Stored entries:
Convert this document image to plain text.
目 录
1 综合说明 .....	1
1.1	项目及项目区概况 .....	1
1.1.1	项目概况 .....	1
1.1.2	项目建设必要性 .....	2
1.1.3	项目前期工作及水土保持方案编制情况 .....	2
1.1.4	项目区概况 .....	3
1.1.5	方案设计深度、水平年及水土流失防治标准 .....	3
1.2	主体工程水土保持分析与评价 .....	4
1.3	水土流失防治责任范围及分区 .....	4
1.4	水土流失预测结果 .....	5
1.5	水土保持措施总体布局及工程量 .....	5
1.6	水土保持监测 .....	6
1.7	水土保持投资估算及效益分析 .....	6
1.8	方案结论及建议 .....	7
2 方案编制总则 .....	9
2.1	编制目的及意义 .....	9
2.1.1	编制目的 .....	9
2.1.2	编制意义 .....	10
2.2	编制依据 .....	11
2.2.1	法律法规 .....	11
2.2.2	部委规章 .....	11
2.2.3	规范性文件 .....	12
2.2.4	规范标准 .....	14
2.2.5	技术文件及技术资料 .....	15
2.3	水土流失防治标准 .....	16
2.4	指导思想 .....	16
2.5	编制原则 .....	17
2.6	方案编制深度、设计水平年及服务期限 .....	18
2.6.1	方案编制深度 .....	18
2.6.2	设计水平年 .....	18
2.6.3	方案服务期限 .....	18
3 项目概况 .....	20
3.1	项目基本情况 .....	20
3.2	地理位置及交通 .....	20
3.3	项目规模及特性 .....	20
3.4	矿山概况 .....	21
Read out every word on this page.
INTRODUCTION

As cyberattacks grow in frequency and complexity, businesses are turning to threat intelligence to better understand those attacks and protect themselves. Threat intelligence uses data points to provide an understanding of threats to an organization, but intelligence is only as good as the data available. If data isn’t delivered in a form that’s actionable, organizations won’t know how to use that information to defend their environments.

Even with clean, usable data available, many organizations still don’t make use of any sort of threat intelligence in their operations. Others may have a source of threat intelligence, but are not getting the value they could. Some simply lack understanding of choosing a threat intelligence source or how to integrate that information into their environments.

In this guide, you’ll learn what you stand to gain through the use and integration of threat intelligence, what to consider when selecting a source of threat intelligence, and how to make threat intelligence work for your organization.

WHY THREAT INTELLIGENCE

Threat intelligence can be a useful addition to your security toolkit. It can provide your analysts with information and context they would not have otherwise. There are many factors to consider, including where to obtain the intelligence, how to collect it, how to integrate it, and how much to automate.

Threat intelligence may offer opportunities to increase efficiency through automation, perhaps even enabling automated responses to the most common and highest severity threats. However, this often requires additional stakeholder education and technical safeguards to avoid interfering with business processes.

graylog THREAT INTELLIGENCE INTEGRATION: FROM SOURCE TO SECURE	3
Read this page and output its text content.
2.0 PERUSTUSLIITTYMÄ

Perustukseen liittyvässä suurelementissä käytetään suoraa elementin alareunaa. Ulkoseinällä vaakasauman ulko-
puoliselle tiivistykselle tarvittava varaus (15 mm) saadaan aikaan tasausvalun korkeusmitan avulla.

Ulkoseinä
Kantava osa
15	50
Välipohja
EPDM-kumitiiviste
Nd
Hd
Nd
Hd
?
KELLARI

Description of the task:
Looking at the data above, show all lines where the word "page" occurs.

Solution below:
Read out every word on this page.
Read this page and output its text content.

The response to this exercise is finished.